Identify every line in the records below that contains the word "name", and copy each of those lines.

[begin EXERCISE INPUT]

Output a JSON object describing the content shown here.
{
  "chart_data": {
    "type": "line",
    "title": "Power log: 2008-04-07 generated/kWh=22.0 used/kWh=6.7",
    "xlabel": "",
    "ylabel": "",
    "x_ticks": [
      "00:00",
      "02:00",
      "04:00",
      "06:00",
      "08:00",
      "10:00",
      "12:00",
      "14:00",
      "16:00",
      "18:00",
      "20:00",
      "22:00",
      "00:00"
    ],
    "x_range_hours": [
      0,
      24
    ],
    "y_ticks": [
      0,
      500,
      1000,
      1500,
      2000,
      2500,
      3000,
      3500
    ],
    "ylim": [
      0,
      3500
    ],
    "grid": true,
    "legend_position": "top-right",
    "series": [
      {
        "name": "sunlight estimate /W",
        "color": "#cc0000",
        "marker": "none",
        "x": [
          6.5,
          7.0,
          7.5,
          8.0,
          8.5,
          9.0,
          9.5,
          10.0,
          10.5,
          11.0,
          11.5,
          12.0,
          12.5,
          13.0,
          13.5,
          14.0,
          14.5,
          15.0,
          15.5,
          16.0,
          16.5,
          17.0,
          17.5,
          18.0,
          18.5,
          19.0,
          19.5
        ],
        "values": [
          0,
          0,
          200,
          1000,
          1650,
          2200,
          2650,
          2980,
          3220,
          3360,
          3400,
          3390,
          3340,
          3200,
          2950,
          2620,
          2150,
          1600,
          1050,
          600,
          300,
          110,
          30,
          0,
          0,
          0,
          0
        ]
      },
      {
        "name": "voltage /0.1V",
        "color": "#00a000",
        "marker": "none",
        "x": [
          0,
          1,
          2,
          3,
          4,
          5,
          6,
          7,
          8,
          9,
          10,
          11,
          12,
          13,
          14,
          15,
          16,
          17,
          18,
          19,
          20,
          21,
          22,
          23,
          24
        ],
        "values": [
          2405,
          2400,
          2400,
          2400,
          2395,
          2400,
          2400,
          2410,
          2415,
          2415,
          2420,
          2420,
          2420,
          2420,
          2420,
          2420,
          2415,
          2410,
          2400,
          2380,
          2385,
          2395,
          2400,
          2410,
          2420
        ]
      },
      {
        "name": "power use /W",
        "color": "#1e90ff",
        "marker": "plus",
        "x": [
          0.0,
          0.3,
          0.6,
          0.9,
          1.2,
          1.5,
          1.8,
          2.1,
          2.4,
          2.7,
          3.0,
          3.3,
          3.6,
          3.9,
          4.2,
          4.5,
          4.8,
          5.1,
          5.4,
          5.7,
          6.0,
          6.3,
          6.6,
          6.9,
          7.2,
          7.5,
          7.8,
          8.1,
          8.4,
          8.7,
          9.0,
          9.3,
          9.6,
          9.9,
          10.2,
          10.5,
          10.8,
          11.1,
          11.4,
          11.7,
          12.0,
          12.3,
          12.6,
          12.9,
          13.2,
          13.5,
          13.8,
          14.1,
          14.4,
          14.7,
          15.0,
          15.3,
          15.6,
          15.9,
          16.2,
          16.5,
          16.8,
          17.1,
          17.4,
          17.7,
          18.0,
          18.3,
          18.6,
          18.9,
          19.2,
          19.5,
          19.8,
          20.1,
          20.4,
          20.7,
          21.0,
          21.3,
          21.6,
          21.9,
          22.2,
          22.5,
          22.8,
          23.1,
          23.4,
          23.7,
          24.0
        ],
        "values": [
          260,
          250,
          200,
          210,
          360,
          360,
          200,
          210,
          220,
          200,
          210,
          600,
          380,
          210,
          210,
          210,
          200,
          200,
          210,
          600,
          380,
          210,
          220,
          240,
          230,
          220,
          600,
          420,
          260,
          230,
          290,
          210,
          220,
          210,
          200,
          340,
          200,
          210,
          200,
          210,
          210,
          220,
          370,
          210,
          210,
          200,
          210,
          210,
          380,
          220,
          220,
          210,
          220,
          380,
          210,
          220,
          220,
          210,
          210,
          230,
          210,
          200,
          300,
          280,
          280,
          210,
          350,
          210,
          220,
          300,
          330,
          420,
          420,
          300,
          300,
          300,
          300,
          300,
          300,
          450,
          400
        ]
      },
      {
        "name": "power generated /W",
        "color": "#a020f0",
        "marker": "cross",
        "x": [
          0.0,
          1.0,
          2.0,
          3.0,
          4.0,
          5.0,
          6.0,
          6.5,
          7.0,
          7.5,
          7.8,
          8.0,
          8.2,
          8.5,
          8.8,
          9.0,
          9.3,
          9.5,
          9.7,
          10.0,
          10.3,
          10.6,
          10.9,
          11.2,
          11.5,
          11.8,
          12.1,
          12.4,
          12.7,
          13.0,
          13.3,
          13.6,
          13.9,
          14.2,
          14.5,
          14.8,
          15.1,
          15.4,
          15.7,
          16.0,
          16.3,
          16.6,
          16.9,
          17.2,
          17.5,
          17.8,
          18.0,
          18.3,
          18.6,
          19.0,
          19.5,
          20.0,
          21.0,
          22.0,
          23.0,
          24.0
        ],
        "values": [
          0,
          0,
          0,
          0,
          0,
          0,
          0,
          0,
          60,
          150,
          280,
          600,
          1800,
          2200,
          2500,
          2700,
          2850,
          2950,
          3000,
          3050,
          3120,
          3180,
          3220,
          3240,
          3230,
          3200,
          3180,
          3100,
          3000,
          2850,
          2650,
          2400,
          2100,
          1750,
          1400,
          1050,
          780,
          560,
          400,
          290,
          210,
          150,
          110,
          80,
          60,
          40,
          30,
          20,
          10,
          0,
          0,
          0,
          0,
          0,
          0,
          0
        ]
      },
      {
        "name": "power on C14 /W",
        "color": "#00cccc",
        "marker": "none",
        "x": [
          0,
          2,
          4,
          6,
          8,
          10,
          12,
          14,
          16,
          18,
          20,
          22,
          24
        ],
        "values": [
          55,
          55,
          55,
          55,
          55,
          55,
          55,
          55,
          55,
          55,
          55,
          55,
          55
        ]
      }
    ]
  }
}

[end EXERCISE INPUT]
[begin EXERCISE INPUT]

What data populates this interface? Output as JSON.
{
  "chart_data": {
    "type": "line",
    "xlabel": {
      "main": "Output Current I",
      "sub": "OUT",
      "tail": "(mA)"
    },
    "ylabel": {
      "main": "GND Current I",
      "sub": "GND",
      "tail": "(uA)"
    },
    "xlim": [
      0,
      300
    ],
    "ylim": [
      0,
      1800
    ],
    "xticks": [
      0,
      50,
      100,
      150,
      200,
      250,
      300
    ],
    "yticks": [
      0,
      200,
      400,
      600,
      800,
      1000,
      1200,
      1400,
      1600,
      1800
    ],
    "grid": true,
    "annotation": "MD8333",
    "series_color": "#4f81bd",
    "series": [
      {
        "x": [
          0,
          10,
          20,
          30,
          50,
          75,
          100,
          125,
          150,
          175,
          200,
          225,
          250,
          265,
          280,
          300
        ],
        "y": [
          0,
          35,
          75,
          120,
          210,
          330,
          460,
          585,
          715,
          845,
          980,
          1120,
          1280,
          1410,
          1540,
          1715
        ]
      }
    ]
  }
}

[end EXERCISE INPUT]

### [OUTPUT OF THE EXERCISE]
        "name": "sunlight estimate /W",
        "name": "voltage /0.1V",
        "name": "power use /W",
        "name": "power generated /W",
        "name": "power on C14 /W",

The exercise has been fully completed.